→ **EXERCISE REQUIREMENTS**
Give the listing again, word for word.

---------- DATA TO EXAMINE

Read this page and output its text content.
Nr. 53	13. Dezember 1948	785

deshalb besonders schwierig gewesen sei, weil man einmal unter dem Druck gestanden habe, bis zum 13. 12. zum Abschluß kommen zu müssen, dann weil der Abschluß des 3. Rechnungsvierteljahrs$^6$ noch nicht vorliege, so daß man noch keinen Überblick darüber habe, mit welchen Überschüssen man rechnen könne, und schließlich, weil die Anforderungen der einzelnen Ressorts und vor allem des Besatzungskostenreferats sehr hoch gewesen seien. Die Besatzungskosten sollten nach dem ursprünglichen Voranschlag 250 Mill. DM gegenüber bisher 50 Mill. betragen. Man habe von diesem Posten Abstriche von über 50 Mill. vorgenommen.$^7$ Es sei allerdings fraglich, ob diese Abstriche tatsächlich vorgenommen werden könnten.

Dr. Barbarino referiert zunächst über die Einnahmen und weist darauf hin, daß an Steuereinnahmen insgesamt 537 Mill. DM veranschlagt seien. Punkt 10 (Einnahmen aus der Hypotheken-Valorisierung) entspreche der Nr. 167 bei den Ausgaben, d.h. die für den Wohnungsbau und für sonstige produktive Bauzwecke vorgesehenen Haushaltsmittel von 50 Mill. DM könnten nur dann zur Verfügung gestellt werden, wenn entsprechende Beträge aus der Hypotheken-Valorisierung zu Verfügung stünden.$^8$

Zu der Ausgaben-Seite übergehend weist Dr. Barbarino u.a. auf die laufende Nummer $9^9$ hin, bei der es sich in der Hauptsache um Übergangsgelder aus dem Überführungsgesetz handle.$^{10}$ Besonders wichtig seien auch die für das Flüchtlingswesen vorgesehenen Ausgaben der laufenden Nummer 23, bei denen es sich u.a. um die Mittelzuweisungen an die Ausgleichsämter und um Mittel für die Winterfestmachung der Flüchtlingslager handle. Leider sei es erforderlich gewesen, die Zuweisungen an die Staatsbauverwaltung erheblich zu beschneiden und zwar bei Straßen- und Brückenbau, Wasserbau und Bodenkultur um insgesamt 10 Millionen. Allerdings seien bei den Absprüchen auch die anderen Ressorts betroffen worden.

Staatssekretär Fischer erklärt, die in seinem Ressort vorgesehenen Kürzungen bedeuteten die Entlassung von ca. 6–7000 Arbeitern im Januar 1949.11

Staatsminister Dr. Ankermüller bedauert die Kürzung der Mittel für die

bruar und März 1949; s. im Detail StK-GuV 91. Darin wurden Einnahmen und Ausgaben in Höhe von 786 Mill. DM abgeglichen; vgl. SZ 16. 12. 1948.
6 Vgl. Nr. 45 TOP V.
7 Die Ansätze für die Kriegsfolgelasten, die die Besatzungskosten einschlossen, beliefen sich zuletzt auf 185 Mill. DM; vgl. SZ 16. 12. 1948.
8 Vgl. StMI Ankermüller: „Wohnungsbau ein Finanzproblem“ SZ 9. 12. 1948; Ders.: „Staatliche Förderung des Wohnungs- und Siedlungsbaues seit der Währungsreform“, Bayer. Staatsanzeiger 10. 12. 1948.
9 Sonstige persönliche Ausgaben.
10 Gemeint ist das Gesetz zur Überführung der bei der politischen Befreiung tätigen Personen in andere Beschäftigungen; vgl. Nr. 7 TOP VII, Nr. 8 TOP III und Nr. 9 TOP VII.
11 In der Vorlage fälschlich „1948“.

--------------------

→ **SOLUTION TO THIS PROBLEM**
Read this page and output its text content.
Nr. 53	13. Dezember 1948	785

deshalb besonders schwierig gewesen sei, weil man einmal unter dem Druck gestanden habe, bis zum 13. 12. zum Abschluß kommen zu müssen, dann weil der Abschluß des 3. Rechnungsvierteljahrs$^6$ noch nicht vorliege, so daß man noch keinen Überblick darüber habe, mit welchen Überschüssen man rechnen könne, und schließlich, weil die Anforderungen der einzelnen Ressorts und vor allem des Besatzungskostenreferats sehr hoch gewesen seien. Die Besatzungskosten sollten nach dem ursprünglichen Voranschlag 250 Mill. DM gegenüber bisher 50 Mill. betragen. Man habe von diesem Posten Abstriche von über 50 Mill. vorgenommen.$^7$ Es sei allerdings fraglich, ob diese Abstriche tatsächlich vorgenommen werden könnten.

Dr. Barbarino referiert zunächst über die Einnahmen und weist darauf hin, daß an Steuereinnahmen insgesamt 537 Mill. DM veranschlagt seien. Punkt 10 (Einnahmen aus der Hypotheken-Valorisierung) entspreche der Nr. 167 bei den Ausgaben, d.h. die für den Wohnungsbau und für sonstige produktive Bauzwecke vorgesehenen Haushaltsmittel von 50 Mill. DM könnten nur dann zur Verfügung gestellt werden, wenn entsprechende Beträge aus der Hypotheken-Valorisierung zu Verfügung stünden.$^8$

Zu der Ausgaben-Seite übergehend weist Dr. Barbarino u.a. auf die laufende Nummer $9^9$ hin, bei der es sich in der Hauptsache um Übergangsgelder aus dem Überführungsgesetz handle.$^{10}$ Besonders wichtig seien auch die für das Flüchtlingswesen vorgesehenen Ausgaben der laufenden Nummer 23, bei denen es sich u.a. um die Mittelzuweisungen an die Ausgleichsämter und um Mittel für die Winterfestmachung der Flüchtlingslager handle. Leider sei es erforderlich gewesen, die Zuweisungen an die Staatsbauverwaltung erheblich zu beschneiden und zwar bei Straßen- und Brückenbau, Wasserbau und Bodenkultur um insgesamt 10 Millionen. Allerdings seien bei den Absprüchen auch die anderen Ressorts betroffen worden.

Staatssekretär Fischer erklärt, die in seinem Ressort vorgesehenen Kürzungen bedeuteten die Entlassung von ca. 6–7000 Arbeitern im Januar 1949.11

Staatsminister Dr. Ankermüller bedauert die Kürzung der Mittel für die

bruar und März 1949; s. im Detail StK-GuV 91. Darin wurden Einnahmen und Ausgaben in Höhe von 786 Mill. DM abgeglichen; vgl. SZ 16. 12. 1948.
6 Vgl. Nr. 45 TOP V.
7 Die Ansätze für die Kriegsfolgelasten, die die Besatzungskosten einschlossen, beliefen sich zuletzt auf 185 Mill. DM; vgl. SZ 16. 12. 1948.
8 Vgl. StMI Ankermüller: „Wohnungsbau ein Finanzproblem“ SZ 9. 12. 1948; Ders.: „Staatliche Förderung des Wohnungs- und Siedlungsbaues seit der Währungsreform“, Bayer. Staatsanzeiger 10. 12. 1948.
9 Sonstige persönliche Ausgaben.
10 Gemeint ist das Gesetz zur Überführung der bei der politischen Befreiung tätigen Personen in andere Beschäftigungen; vgl. Nr. 7 TOP VII, Nr. 8 TOP III und Nr. 9 TOP VII.
11 In der Vorlage fälschlich „1948“.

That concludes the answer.